» DESCRIPTION OF THE TASK
Extract the lines that hold the string "screenshot".

» DATA SUPPLIED

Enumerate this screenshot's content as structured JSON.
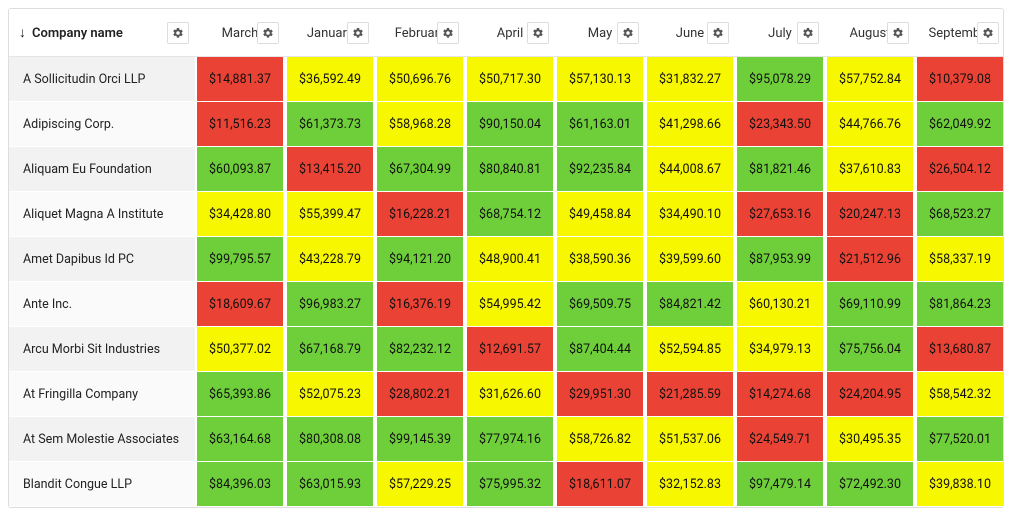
{
  "header": {
    "company_label": "Company name",
    "sort_indicator": "↓",
    "months": [
      "March",
      "January",
      "February",
      "April",
      "May",
      "June",
      "July",
      "August",
      "September"
    ]
  },
  "colors": {
    "red": "#ea4335",
    "yellow": "#f7f700",
    "green": "#6fcf3a"
  },
  "rows": [
    {
      "name": "A Sollicitudin Orci LLP",
      "cells": [
        {
          "v": "$14,881.37",
          "c": "red"
        },
        {
          "v": "$36,592.49",
          "c": "yellow"
        },
        {
          "v": "$50,696.76",
          "c": "yellow"
        },
        {
          "v": "$50,717.30",
          "c": "yellow"
        },
        {
          "v": "$57,130.13",
          "c": "yellow"
        },
        {
          "v": "$31,832.27",
          "c": "yellow"
        },
        {
          "v": "$95,078.29",
          "c": "green"
        },
        {
          "v": "$57,752.84",
          "c": "yellow"
        },
        {
          "v": "$10,379.08",
          "c": "red"
        }
      ]
    },
    {
      "name": "Adipiscing Corp.",
      "cells": [
        {
          "v": "$11,516.23",
          "c": "red"
        },
        {
          "v": "$61,373.73",
          "c": "green"
        },
        {
          "v": "$58,968.28",
          "c": "yellow"
        },
        {
          "v": "$90,150.04",
          "c": "green"
        },
        {
          "v": "$61,163.01",
          "c": "green"
        },
        {
          "v": "$41,298.66",
          "c": "yellow"
        },
        {
          "v": "$23,343.50",
          "c": "red"
        },
        {
          "v": "$44,766.76",
          "c": "yellow"
        },
        {
          "v": "$62,049.92",
          "c": "green"
        }
      ]
    },
    {
      "name": "Aliquam Eu Foundation",
      "cells": [
        {
          "v": "$60,093.87",
          "c": "green"
        },
        {
          "v": "$13,415.20",
          "c": "red"
        },
        {
          "v": "$67,304.99",
          "c": "green"
        },
        {
          "v": "$80,840.81",
          "c": "green"
        },
        {
          "v": "$92,235.84",
          "c": "green"
        },
        {
          "v": "$44,008.67",
          "c": "yellow"
        },
        {
          "v": "$81,821.46",
          "c": "green"
        },
        {
          "v": "$37,610.83",
          "c": "yellow"
        },
        {
          "v": "$26,504.12",
          "c": "red"
        }
      ]
    },
    {
      "name": "Aliquet Magna A Institute",
      "cells": [
        {
          "v": "$34,428.80",
          "c": "yellow"
        },
        {
          "v": "$55,399.47",
          "c": "yellow"
        },
        {
          "v": "$16,228.21",
          "c": "red"
        },
        {
          "v": "$68,754.12",
          "c": "green"
        },
        {
          "v": "$49,458.84",
          "c": "yellow"
        },
        {
          "v": "$34,490.10",
          "c": "yellow"
        },
        {
          "v": "$27,653.16",
          "c": "red"
        },
        {
          "v": "$20,247.13",
          "c": "red"
        },
        {
          "v": "$68,523.27",
          "c": "green"
        }
      ]
    },
    {
      "name": "Amet Dapibus Id PC",
      "cells": [
        {
          "v": "$99,795.57",
          "c": "green"
        },
        {
          "v": "$43,228.79",
          "c": "yellow"
        },
        {
          "v": "$94,121.20",
          "c": "green"
        },
        {
          "v": "$48,900.41",
          "c": "yellow"
        },
        {
          "v": "$38,590.36",
          "c": "yellow"
        },
        {
          "v": "$39,599.60",
          "c": "yellow"
        },
        {
          "v": "$87,953.99",
          "c": "green"
        },
        {
          "v": "$21,512.96",
          "c": "red"
        },
        {
          "v": "$58,337.19",
          "c": "yellow"
        }
      ]
    },
    {
      "name": "Ante Inc.",
      "cells": [
        {
          "v": "$18,609.67",
          "c": "red"
        },
        {
          "v": "$96,983.27",
          "c": "green"
        },
        {
          "v": "$16,376.19",
          "c": "red"
        },
        {
          "v": "$54,995.42",
          "c": "yellow"
        },
        {
          "v": "$69,509.75",
          "c": "green"
        },
        {
          "v": "$84,821.42",
          "c": "green"
        },
        {
          "v": "$60,130.21",
          "c": "yellow"
        },
        {
          "v": "$69,110.99",
          "c": "green"
        },
        {
          "v": "$81,864.23",
          "c": "green"
        }
      ]
    },
    {
      "name": "Arcu Morbi Sit Industries",
      "cells": [
        {
          "v": "$50,377.02",
          "c": "yellow"
        },
        {
          "v": "$67,168.79",
          "c": "green"
        },
        {
          "v": "$82,232.12",
          "c": "green"
        },
        {
          "v": "$12,691.57",
          "c": "red"
        },
        {
          "v": "$87,404.44",
          "c": "green"
        },
        {
          "v": "$52,594.85",
          "c": "yellow"
        },
        {
          "v": "$34,979.13",
          "c": "yellow"
        },
        {
          "v": "$75,756.04",
          "c": "green"
        },
        {
          "v": "$13,680.87",
          "c": "red"
        }
      ]
    },
    {
      "name": "At Fringilla Company",
      "cells": [
        {
          "v": "$65,393.86",
          "c": "green"
        },
        {
          "v": "$52,075.23",
          "c": "yellow"
        },
        {
          "v": "$28,802.21",
          "c": "red"
        },
        {
          "v": "$31,626.60",
          "c": "yellow"
        },
        {
          "v": "$29,951.30",
          "c": "red"
        },
        {
          "v": "$21,285.59",
          "c": "red"
        },
        {
          "v": "$14,274.68",
          "c": "red"
        },
        {
          "v": "$24,204.95",
          "c": "red"
        },
        {
          "v": "$58,542.32",
          "c": "yellow"
        }
      ]
    },
    {
      "name": "At Sem Molestie Associates",
      "cells": [
        {
          "v": "$63,164.68",
          "c": "green"
        },
        {
          "v": "$80,308.08",
          "c": "green"
        },
        {
          "v": "$99,145.39",
          "c": "green"
        },
        {
          "v": "$77,974.16",
          "c": "green"
        },
        {
          "v": "$58,726.82",
          "c": "yellow"
        },
        {
          "v": "$51,537.06",
          "c": "yellow"
        },
        {
          "v": "$24,549.71",
          "c": "red"
        },
        {
          "v": "$30,495.35",
          "c": "yellow"
        },
        {
          "v": "$77,520.01",
          "c": "green"
        }
      ]
    },
    {
      "name": "Blandit Congue LLP",
      "cells": [
        {
          "v": "$84,396.03",
          "c": "green"
        },
        {
          "v": "$63,015.93",
          "c": "green"
        },
        {
          "v": "$57,229.25",
          "c": "yellow"
        },
        {
          "v": "$75,995.32",
          "c": "green"
        },
        {
          "v": "$18,611.07",
          "c": "red"
        },
        {
          "v": "$32,152.83",
          "c": "yellow"
        },
        {
          "v": "$97,479.14",
          "c": "green"
        },
        {
          "v": "$72,492.30",
          "c": "green"
        },
        {
          "v": "$39,838.10",
          "c": "yellow"
        }
      ]
    }
  ]
}
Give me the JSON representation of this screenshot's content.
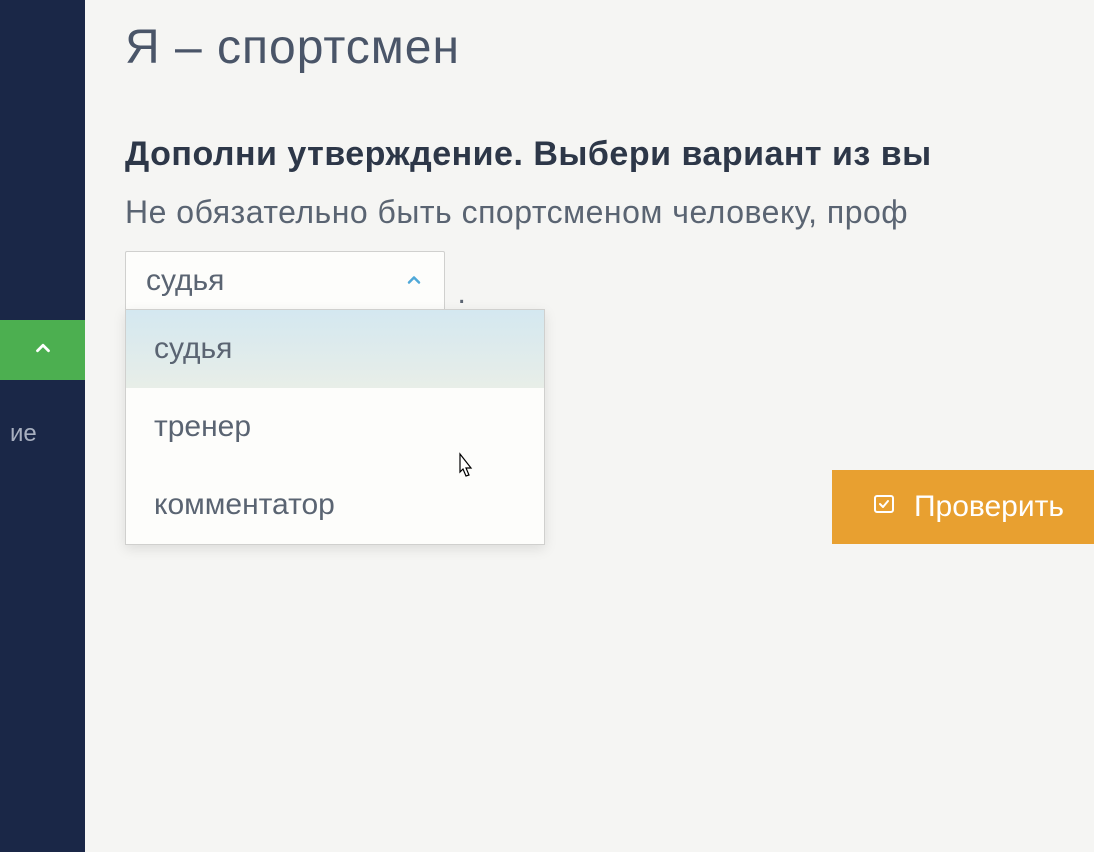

» SOLUTION FOR THIS EXERCISE
Enumerate this screenshot's content as structured JSON.
Give me the JSON representation of this screenshot's content.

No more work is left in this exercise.